**SHORT PROBLEM:**
Read the listing and extract each line that includes the word "Orellana".
- - -
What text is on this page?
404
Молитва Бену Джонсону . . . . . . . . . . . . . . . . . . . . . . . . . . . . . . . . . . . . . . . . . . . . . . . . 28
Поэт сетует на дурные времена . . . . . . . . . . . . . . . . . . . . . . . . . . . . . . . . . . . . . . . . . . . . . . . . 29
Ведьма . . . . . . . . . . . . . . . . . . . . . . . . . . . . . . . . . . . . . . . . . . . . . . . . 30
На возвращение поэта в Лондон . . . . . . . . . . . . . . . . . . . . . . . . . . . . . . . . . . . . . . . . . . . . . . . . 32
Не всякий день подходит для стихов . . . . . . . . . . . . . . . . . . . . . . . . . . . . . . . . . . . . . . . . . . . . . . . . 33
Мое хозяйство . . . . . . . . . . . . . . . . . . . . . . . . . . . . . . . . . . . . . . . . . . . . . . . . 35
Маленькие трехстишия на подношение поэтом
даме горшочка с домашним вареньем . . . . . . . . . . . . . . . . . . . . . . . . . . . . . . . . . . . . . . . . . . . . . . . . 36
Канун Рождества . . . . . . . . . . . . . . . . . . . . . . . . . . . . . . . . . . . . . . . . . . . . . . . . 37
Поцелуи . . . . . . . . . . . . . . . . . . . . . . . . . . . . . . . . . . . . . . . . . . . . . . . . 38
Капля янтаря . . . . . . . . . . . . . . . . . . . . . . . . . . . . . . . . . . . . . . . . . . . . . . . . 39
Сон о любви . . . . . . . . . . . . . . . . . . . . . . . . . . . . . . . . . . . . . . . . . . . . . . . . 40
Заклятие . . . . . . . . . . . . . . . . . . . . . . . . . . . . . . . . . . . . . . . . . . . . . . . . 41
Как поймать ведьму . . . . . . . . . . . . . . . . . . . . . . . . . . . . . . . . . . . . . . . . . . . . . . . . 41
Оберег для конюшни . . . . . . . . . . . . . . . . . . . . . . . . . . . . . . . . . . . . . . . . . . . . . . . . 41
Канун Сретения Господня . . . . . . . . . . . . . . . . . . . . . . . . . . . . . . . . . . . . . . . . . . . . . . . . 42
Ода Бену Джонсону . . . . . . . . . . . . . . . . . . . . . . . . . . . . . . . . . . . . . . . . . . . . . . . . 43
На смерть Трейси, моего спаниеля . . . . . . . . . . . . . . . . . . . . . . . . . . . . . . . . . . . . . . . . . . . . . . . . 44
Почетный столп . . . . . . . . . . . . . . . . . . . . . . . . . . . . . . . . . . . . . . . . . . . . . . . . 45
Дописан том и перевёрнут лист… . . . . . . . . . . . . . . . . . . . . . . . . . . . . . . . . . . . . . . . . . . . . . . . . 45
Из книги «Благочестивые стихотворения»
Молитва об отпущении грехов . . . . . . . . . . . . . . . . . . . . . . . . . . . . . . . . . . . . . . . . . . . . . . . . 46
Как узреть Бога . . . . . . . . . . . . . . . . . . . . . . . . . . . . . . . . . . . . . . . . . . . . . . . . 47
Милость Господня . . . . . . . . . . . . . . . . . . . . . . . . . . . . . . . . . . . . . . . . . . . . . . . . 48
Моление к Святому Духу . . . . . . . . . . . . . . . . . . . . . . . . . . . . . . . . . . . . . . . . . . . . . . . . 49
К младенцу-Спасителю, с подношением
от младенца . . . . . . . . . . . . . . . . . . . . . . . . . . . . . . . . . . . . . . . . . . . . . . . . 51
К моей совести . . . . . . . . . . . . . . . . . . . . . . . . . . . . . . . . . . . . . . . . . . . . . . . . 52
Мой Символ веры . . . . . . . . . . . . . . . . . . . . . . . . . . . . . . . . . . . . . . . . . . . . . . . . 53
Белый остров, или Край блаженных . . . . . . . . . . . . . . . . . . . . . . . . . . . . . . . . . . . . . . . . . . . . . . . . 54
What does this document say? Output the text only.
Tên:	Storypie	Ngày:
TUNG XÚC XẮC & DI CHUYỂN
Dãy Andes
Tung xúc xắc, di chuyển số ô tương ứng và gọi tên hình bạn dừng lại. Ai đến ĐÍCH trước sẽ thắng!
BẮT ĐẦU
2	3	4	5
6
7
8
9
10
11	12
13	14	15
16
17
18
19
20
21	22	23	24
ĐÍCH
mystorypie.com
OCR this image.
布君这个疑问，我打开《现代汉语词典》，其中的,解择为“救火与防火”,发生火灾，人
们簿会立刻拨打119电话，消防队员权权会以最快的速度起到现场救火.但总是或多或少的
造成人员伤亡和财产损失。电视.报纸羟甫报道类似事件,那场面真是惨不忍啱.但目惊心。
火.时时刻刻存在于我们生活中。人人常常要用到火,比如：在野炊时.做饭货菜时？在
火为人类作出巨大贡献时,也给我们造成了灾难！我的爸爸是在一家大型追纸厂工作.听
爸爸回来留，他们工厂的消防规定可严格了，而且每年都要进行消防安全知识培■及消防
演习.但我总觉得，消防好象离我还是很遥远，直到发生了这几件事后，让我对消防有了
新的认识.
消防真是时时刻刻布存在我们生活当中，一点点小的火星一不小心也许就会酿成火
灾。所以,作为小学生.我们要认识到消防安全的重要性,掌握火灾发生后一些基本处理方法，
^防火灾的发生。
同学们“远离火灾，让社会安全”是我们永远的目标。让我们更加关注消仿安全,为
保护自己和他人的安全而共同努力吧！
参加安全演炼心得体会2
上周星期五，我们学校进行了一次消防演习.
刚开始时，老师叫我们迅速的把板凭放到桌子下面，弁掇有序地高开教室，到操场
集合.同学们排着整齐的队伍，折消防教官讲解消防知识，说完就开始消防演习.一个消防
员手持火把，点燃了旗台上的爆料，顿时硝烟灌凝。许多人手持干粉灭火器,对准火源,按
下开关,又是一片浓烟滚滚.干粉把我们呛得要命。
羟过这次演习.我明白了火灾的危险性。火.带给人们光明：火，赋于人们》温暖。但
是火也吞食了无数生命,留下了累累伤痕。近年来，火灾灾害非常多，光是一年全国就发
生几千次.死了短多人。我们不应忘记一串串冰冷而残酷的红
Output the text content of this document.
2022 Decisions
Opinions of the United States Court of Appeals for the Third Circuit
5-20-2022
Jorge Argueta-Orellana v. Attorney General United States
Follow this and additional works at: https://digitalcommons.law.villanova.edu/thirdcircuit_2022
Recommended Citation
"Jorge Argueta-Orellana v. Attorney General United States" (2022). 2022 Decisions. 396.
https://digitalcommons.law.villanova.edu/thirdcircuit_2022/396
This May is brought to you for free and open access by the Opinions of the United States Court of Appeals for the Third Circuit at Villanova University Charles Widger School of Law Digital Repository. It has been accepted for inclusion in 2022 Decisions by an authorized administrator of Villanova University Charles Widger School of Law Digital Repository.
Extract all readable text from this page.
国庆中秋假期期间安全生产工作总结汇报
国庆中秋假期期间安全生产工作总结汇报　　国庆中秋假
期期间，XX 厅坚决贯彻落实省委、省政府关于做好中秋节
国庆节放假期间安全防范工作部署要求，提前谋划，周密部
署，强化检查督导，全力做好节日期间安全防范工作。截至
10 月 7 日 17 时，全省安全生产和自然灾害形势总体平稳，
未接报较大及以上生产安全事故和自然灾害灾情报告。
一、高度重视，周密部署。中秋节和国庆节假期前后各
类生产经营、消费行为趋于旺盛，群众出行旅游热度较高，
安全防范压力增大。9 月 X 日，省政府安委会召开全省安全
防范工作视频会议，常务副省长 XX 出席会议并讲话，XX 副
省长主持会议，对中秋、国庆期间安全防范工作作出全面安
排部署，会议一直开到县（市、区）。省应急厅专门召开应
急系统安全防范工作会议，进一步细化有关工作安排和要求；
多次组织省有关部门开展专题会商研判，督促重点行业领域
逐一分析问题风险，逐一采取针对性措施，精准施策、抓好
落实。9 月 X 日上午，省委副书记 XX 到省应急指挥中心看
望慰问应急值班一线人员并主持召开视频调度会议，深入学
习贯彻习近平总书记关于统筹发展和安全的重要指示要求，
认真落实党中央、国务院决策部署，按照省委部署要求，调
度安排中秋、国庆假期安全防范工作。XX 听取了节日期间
- - -
**RESULT:**
Jorge Argueta-Orellana v. Attorney General United States
"Jorge Argueta-Orellana v. Attorney General United States" (2022). 2022 Decisions. 396.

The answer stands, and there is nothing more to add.